Task to carry out = State how many lines in the listing below include the word "screenshot". Give nothing but the number.

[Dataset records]
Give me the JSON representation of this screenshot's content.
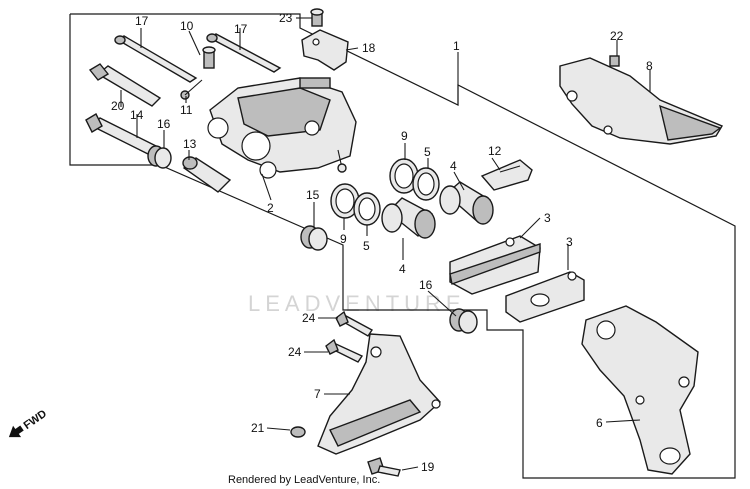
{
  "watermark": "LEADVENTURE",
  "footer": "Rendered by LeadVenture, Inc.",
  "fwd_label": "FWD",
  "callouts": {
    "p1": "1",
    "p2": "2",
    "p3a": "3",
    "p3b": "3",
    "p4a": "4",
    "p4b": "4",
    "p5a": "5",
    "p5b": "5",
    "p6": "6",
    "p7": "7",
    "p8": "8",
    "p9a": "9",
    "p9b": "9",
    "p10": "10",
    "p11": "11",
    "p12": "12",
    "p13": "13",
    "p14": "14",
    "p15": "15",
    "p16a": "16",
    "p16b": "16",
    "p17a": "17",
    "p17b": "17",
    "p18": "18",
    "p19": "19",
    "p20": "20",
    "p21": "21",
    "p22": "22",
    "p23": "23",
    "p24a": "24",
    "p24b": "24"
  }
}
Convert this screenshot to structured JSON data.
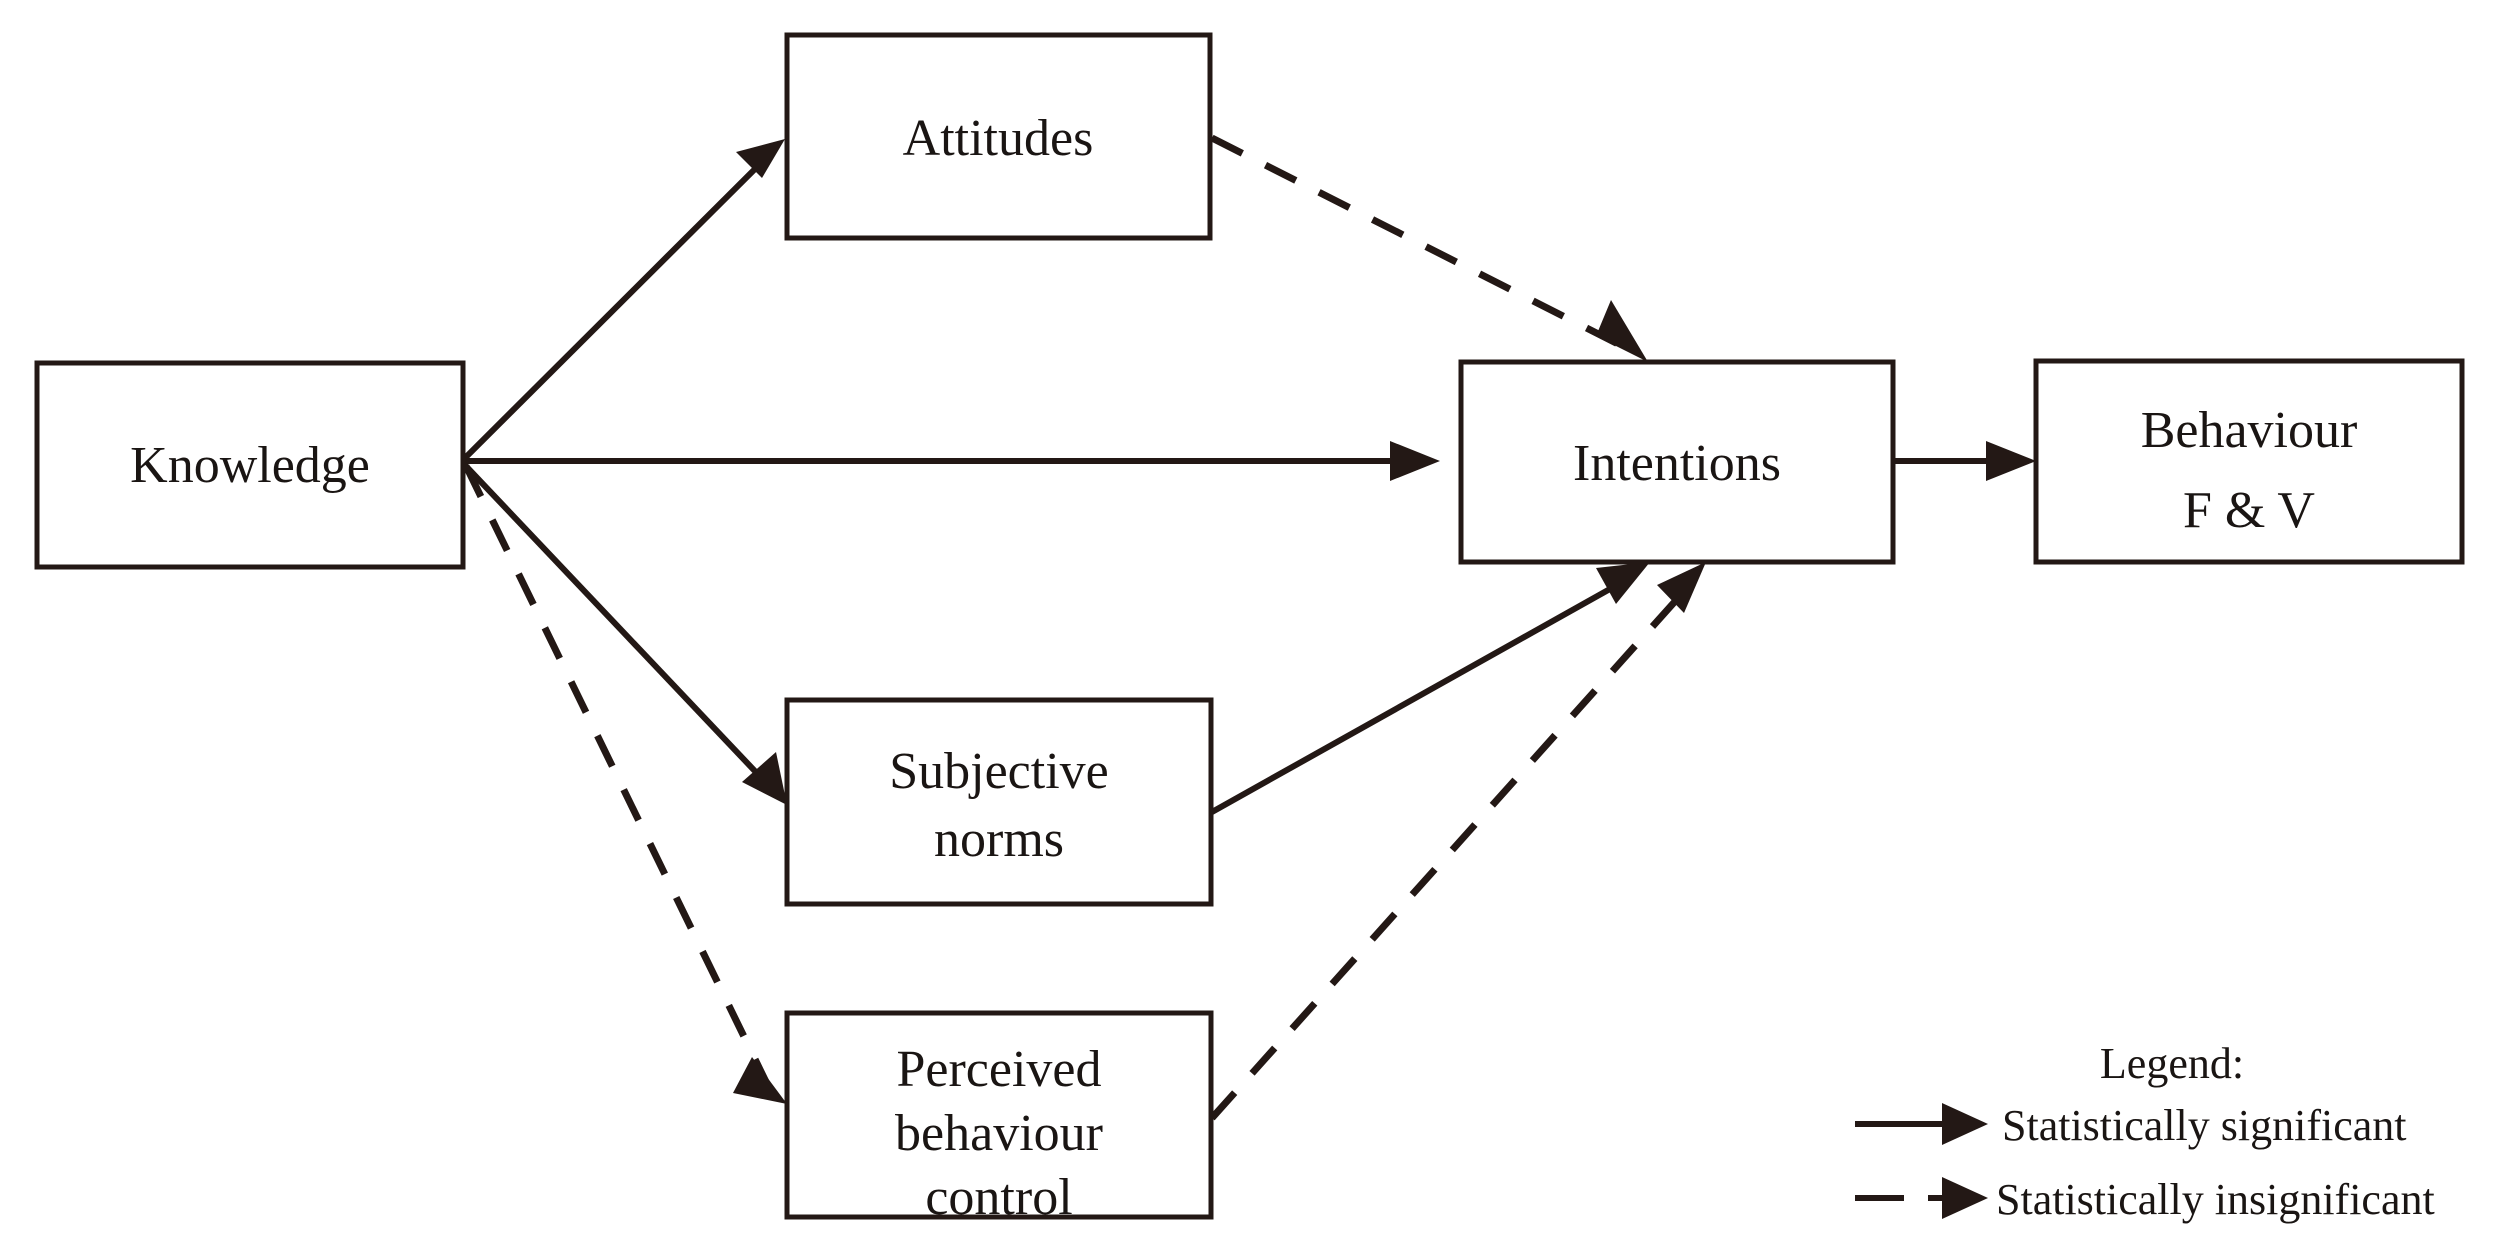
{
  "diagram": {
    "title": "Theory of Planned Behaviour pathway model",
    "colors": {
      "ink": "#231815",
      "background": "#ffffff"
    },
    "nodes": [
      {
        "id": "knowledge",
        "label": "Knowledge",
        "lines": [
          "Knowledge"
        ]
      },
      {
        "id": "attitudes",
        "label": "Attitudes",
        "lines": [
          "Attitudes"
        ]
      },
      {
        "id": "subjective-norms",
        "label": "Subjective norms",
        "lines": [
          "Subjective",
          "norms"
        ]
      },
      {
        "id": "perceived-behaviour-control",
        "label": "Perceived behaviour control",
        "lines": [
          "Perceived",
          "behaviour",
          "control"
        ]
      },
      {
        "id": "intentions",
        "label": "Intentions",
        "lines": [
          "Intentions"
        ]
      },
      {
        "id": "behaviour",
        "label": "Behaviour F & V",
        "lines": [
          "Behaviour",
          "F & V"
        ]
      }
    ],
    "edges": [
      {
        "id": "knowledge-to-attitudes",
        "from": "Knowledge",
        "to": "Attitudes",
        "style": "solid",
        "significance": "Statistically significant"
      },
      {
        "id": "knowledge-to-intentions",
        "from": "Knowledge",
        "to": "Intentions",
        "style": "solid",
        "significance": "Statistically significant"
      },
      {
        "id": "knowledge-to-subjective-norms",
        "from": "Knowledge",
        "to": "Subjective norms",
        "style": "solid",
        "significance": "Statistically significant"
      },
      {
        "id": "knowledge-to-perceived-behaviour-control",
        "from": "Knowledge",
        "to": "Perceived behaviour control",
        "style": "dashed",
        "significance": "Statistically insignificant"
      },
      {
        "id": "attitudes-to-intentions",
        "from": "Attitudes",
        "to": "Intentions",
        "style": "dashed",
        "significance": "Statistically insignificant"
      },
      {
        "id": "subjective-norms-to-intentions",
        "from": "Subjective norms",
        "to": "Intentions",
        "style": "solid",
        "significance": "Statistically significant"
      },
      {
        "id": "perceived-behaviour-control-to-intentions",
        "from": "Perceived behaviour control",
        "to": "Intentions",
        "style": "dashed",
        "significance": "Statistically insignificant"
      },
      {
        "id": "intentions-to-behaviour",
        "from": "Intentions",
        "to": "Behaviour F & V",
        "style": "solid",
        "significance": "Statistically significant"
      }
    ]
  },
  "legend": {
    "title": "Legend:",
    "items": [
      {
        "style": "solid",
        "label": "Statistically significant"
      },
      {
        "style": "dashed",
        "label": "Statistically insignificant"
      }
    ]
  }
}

Exercise output = 2